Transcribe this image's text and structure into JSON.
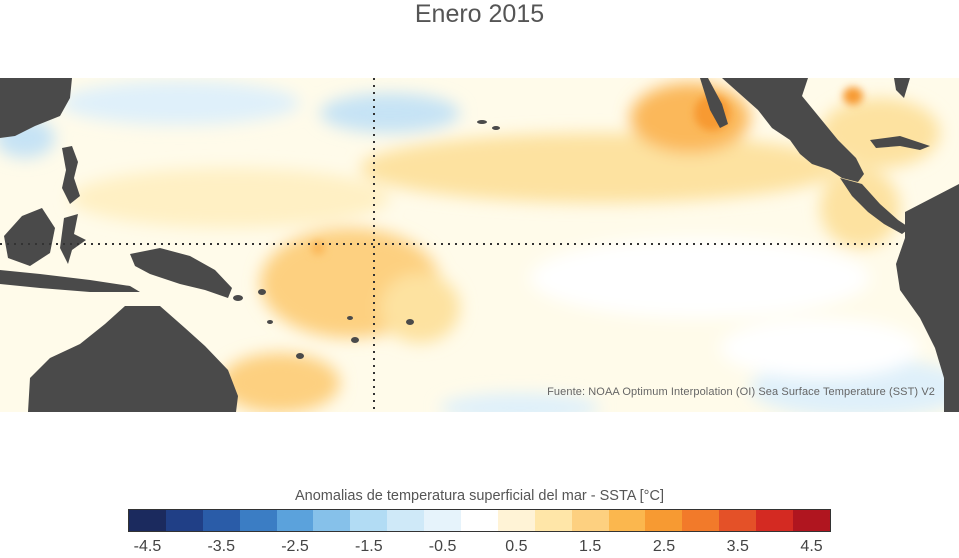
{
  "title": "Enero 2015",
  "source": "Fuente: NOAA Optimum Interpolation (OI) Sea Surface Temperature (SST) V2",
  "colorbar": {
    "label": "Anomalias de temperatura superficial del mar - SSTA  [°C]",
    "colors": [
      "#1b2a5e",
      "#203f86",
      "#2a5ca8",
      "#3b7dc4",
      "#5ba2dc",
      "#86c1ea",
      "#b2dcf4",
      "#cfe9f8",
      "#e6f3fb",
      "#ffffff",
      "#fff3d6",
      "#ffe6a8",
      "#fdd080",
      "#fbb74e",
      "#f79a32",
      "#f27a2a",
      "#e45128",
      "#d42a22",
      "#b0151f"
    ],
    "ticks": [
      "-4.5",
      "-3.5",
      "-2.5",
      "-1.5",
      "-0.5",
      "0.5",
      "1.5",
      "2.5",
      "3.5",
      "4.5"
    ]
  },
  "map_colors": {
    "land": "#4a4a4a",
    "ocean_base": "#fffbea",
    "warm_light": "#fff0c4",
    "warm_medium": "#fde2a0",
    "warm_strong": "#fbb85a",
    "warm_hot": "#f79a32",
    "cool_light": "#dff0fa",
    "cool_medium": "#c6e3f5",
    "neutral": "#ffffff",
    "grid_lines": "#333333"
  }
}
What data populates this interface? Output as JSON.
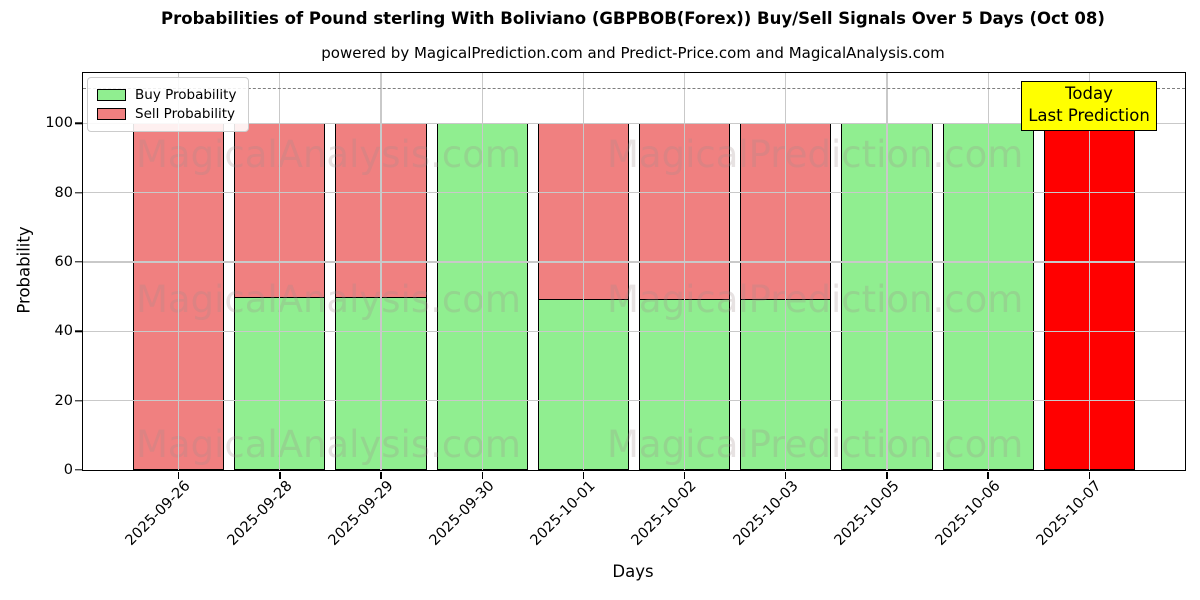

· · · · · · ·

▶ [WHAT THIS TASK INVOLVES]: Above are records to transcribe exactly; leave their pictures out.

▶ [TASK ANSWER]:
Transcribe this image's text and structure into JSON.
{
  "title": "Enero 2015",
  "source": "Fuente: NOAA Optimum Interpolation (OI) Sea Surface Temperature (SST) V2",
  "colorbar": {
    "label": "Anomalias de temperatura superficial del mar - SSTA  [°C]",
    "colors": [
      "#1b2a5e",
      "#203f86",
      "#2a5ca8",
      "#3b7dc4",
      "#5ba2dc",
      "#86c1ea",
      "#b2dcf4",
      "#cfe9f8",
      "#e6f3fb",
      "#ffffff",
      "#fff3d6",
      "#ffe6a8",
      "#fdd080",
      "#fbb74e",
      "#f79a32",
      "#f27a2a",
      "#e45128",
      "#d42a22",
      "#b0151f"
    ],
    "ticks": [
      "-4.5",
      "-3.5",
      "-2.5",
      "-1.5",
      "-0.5",
      "0.5",
      "1.5",
      "2.5",
      "3.5",
      "4.5"
    ]
  },
  "map_colors": {
    "land": "#4a4a4a",
    "ocean_base": "#fffbea",
    "warm_light": "#fff0c4",
    "warm_medium": "#fde2a0",
    "warm_strong": "#fbb85a",
    "warm_hot": "#f79a32",
    "cool_light": "#dff0fa",
    "cool_medium": "#c6e3f5",
    "neutral": "#ffffff",
    "grid_lines": "#333333"
  }
}
What data populates this interface? Output as JSON.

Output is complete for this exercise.